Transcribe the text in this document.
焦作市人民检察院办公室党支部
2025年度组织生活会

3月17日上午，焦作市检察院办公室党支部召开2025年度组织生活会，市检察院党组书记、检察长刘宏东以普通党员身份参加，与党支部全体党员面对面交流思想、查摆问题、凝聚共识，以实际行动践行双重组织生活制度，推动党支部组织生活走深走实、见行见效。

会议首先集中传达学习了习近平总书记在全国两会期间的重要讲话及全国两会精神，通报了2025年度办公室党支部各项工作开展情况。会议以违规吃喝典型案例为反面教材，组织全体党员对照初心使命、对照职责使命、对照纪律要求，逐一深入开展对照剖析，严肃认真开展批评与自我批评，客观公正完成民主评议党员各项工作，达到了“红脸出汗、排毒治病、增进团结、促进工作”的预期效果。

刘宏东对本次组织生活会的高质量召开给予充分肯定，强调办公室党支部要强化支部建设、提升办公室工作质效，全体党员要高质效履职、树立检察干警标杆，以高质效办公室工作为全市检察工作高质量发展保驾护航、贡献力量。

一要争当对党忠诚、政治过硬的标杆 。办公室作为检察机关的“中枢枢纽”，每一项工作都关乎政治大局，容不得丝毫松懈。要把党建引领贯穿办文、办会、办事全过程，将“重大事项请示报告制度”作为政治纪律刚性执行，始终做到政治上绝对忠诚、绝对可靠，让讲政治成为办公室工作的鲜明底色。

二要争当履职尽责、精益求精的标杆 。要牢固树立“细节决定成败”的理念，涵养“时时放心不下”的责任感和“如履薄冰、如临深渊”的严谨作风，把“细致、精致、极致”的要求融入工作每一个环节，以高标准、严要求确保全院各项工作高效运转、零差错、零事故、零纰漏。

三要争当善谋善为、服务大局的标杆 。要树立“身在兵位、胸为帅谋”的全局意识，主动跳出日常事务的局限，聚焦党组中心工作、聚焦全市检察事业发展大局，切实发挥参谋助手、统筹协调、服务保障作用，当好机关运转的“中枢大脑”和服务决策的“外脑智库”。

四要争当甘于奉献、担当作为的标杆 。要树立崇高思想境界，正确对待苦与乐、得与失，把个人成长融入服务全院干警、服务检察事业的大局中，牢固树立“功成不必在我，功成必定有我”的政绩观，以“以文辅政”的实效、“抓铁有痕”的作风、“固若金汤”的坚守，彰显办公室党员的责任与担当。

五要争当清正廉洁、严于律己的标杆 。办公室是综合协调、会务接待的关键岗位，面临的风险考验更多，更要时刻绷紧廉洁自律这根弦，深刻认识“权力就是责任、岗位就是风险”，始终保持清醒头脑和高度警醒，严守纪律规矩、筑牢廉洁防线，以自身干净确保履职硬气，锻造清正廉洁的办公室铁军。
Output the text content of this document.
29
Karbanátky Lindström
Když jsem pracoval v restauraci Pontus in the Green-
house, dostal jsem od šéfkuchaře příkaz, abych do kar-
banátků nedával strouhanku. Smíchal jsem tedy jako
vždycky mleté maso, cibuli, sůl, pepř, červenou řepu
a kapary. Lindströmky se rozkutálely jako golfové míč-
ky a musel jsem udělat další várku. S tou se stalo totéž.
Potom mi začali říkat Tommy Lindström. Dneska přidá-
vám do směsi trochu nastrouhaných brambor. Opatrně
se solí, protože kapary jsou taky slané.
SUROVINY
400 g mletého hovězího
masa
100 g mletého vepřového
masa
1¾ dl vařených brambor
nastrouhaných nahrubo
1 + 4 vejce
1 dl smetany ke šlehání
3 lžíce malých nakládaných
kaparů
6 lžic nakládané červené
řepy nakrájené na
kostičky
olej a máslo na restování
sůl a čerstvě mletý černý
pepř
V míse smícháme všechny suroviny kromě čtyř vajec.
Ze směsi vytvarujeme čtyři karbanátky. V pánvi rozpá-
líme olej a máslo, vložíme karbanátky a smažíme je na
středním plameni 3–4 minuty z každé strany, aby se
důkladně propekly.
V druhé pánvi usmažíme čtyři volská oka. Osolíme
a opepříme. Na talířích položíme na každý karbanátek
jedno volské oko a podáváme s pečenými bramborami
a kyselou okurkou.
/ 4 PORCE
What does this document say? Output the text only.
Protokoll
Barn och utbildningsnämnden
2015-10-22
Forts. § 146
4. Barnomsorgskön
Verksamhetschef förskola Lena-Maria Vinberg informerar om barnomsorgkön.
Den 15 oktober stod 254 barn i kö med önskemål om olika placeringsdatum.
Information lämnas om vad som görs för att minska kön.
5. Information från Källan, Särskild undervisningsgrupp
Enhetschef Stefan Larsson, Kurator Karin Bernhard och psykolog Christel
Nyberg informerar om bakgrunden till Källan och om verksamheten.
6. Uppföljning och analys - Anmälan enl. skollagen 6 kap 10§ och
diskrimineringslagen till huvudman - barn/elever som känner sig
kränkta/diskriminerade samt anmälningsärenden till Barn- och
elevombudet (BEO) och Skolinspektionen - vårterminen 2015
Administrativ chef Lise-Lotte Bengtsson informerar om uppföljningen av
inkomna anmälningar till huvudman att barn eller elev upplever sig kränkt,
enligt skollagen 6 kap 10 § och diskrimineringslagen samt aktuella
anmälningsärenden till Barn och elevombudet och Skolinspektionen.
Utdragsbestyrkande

--

### [WHAT YOU SHOULD DO]
Every record should be given again exactly.

### [FULL RESPONSE]
Transcribe the text in this document.
焦作市人民检察院办公室党支部
2025年度组织生活会

3月17日上午，焦作市检察院办公室党支部召开2025年度组织生活会，市检察院党组书记、检察长刘宏东以普通党员身份参加，与党支部全体党员面对面交流思想、查摆问题、凝聚共识，以实际行动践行双重组织生活制度，推动党支部组织生活走深走实、见行见效。

会议首先集中传达学习了习近平总书记在全国两会期间的重要讲话及全国两会精神，通报了2025年度办公室党支部各项工作开展情况。会议以违规吃喝典型案例为反面教材，组织全体党员对照初心使命、对照职责使命、对照纪律要求，逐一深入开展对照剖析，严肃认真开展批评与自我批评，客观公正完成民主评议党员各项工作，达到了“红脸出汗、排毒治病、增进团结、促进工作”的预期效果。

刘宏东对本次组织生活会的高质量召开给予充分肯定，强调办公室党支部要强化支部建设、提升办公室工作质效，全体党员要高质效履职、树立检察干警标杆，以高质效办公室工作为全市检察工作高质量发展保驾护航、贡献力量。

一要争当对党忠诚、政治过硬的标杆 。办公室作为检察机关的“中枢枢纽”，每一项工作都关乎政治大局，容不得丝毫松懈。要把党建引领贯穿办文、办会、办事全过程，将“重大事项请示报告制度”作为政治纪律刚性执行，始终做到政治上绝对忠诚、绝对可靠，让讲政治成为办公室工作的鲜明底色。

二要争当履职尽责、精益求精的标杆 。要牢固树立“细节决定成败”的理念，涵养“时时放心不下”的责任感和“如履薄冰、如临深渊”的严谨作风，把“细致、精致、极致”的要求融入工作每一个环节，以高标准、严要求确保全院各项工作高效运转、零差错、零事故、零纰漏。

三要争当善谋善为、服务大局的标杆 。要树立“身在兵位、胸为帅谋”的全局意识，主动跳出日常事务的局限，聚焦党组中心工作、聚焦全市检察事业发展大局，切实发挥参谋助手、统筹协调、服务保障作用，当好机关运转的“中枢大脑”和服务决策的“外脑智库”。

四要争当甘于奉献、担当作为的标杆 。要树立崇高思想境界，正确对待苦与乐、得与失，把个人成长融入服务全院干警、服务检察事业的大局中，牢固树立“功成不必在我，功成必定有我”的政绩观，以“以文辅政”的实效、“抓铁有痕”的作风、“固若金汤”的坚守，彰显办公室党员的责任与担当。

五要争当清正廉洁、严于律己的标杆 。办公室是综合协调、会务接待的关键岗位，面临的风险考验更多，更要时刻绷紧廉洁自律这根弦，深刻认识“权力就是责任、岗位就是风险”，始终保持清醒头脑和高度警醒，严守纪律规矩、筑牢廉洁防线，以自身干净确保履职硬气，锻造清正廉洁的办公室铁军。
Output the text content of this document.
29
Karbanátky Lindström
Když jsem pracoval v restauraci Pontus in the Green-
house, dostal jsem od šéfkuchaře příkaz, abych do kar-
banátků nedával strouhanku. Smíchal jsem tedy jako
vždycky mleté maso, cibuli, sůl, pepř, červenou řepu
a kapary. Lindströmky se rozkutálely jako golfové míč-
ky a musel jsem udělat další várku. S tou se stalo totéž.
Potom mi začali říkat Tommy Lindström. Dneska přidá-
vám do směsi trochu nastrouhaných brambor. Opatrně
se solí, protože kapary jsou taky slané.
SUROVINY
400 g mletého hovězího
masa
100 g mletého vepřového
masa
1¾ dl vařených brambor
nastrouhaných nahrubo
1 + 4 vejce
1 dl smetany ke šlehání
3 lžíce malých nakládaných
kaparů
6 lžic nakládané červené
řepy nakrájené na
kostičky
olej a máslo na restování
sůl a čerstvě mletý černý
pepř
V míse smícháme všechny suroviny kromě čtyř vajec.
Ze směsi vytvarujeme čtyři karbanátky. V pánvi rozpá-
líme olej a máslo, vložíme karbanátky a smažíme je na
středním plameni 3–4 minuty z každé strany, aby se
důkladně propekly.
V druhé pánvi usmažíme čtyři volská oka. Osolíme
a opepříme. Na talířích položíme na každý karbanátek
jedno volské oko a podáváme s pečenými bramborami
a kyselou okurkou.
/ 4 PORCE
What does this document say? Output the text only.
Protokoll
Barn och utbildningsnämnden
2015-10-22
Forts. § 146
4. Barnomsorgskön
Verksamhetschef förskola Lena-Maria Vinberg informerar om barnomsorgkön.
Den 15 oktober stod 254 barn i kö med önskemål om olika placeringsdatum.
Information lämnas om vad som görs för att minska kön.
5. Information från Källan, Särskild undervisningsgrupp
Enhetschef Stefan Larsson, Kurator Karin Bernhard och psykolog Christel
Nyberg informerar om bakgrunden till Källan och om verksamheten.
6. Uppföljning och analys - Anmälan enl. skollagen 6 kap 10§ och
diskrimineringslagen till huvudman - barn/elever som känner sig
kränkta/diskriminerade samt anmälningsärenden till Barn- och
elevombudet (BEO) och Skolinspektionen - vårterminen 2015
Administrativ chef Lise-Lotte Bengtsson informerar om uppföljningen av
inkomna anmälningar till huvudman att barn eller elev upplever sig kränkt,
enligt skollagen 6 kap 10 § och diskrimineringslagen samt aktuella
anmälningsärenden till Barn och elevombudet och Skolinspektionen.
Utdragsbestyrkande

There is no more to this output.